Task instructions ->
Restate the whole of the material. Keep every word, and drop the pictures.
START Dataset content
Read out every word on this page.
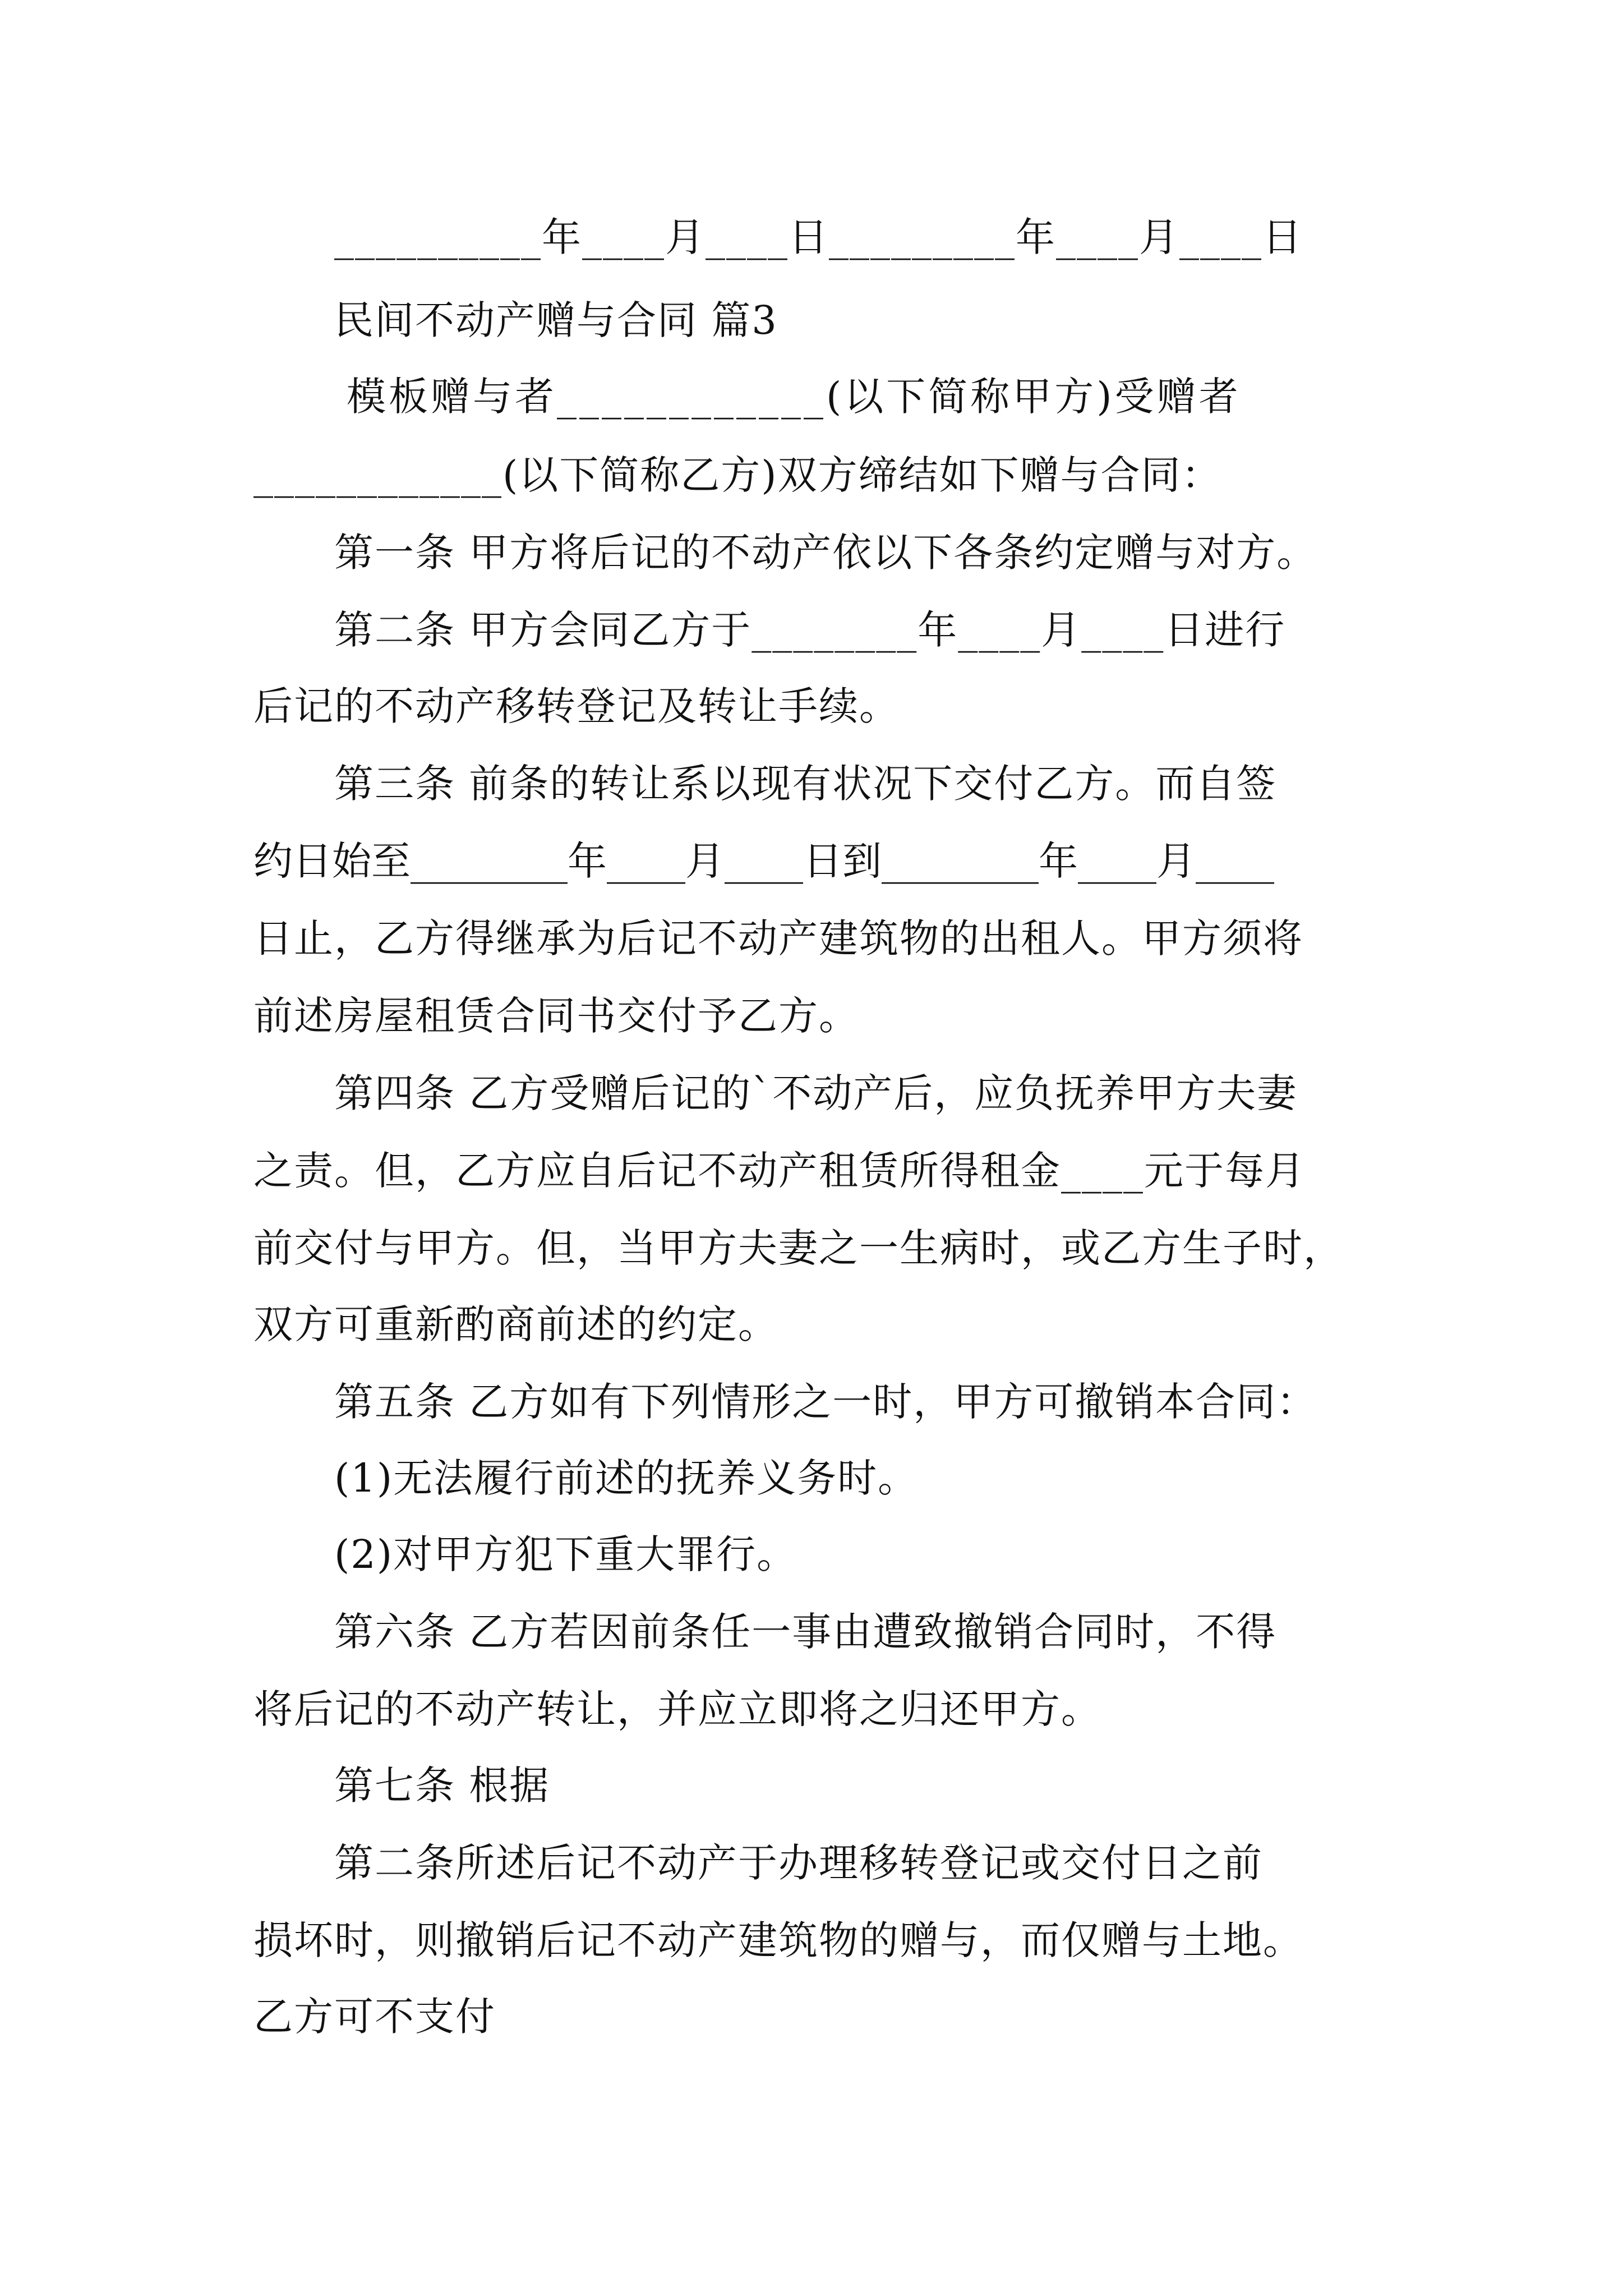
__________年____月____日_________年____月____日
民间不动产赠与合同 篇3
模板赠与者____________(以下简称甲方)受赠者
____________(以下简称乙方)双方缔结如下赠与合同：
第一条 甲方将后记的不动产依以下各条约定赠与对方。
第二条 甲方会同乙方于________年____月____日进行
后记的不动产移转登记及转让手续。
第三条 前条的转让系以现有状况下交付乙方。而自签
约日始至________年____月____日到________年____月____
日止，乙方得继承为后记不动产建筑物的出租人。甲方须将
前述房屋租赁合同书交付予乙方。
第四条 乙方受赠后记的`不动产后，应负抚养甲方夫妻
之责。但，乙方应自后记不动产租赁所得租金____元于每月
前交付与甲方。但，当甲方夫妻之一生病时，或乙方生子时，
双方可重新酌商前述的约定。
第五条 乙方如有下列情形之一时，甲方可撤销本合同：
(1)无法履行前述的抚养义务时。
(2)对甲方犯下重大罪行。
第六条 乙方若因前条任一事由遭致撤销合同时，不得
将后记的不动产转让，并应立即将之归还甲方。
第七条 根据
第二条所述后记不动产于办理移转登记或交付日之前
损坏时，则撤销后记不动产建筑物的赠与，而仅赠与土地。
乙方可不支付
END Dataset content
Task solution ->
Read out every word on this page.
__________年____月____日_________年____月____日
民间不动产赠与合同 篇3
模板赠与者____________(以下简称甲方)受赠者
____________(以下简称乙方)双方缔结如下赠与合同：
第一条 甲方将后记的不动产依以下各条约定赠与对方。
第二条 甲方会同乙方于________年____月____日进行
后记的不动产移转登记及转让手续。
第三条 前条的转让系以现有状况下交付乙方。而自签
约日始至________年____月____日到________年____月____
日止，乙方得继承为后记不动产建筑物的出租人。甲方须将
前述房屋租赁合同书交付予乙方。
第四条 乙方受赠后记的`不动产后，应负抚养甲方夫妻
之责。但，乙方应自后记不动产租赁所得租金____元于每月
前交付与甲方。但，当甲方夫妻之一生病时，或乙方生子时，
双方可重新酌商前述的约定。
第五条 乙方如有下列情形之一时，甲方可撤销本合同：
(1)无法履行前述的抚养义务时。
(2)对甲方犯下重大罪行。
第六条 乙方若因前条任一事由遭致撤销合同时，不得
将后记的不动产转让，并应立即将之归还甲方。
第七条 根据
第二条所述后记不动产于办理移转登记或交付日之前
损坏时，则撤销后记不动产建筑物的赠与，而仅赠与土地。
乙方可不支付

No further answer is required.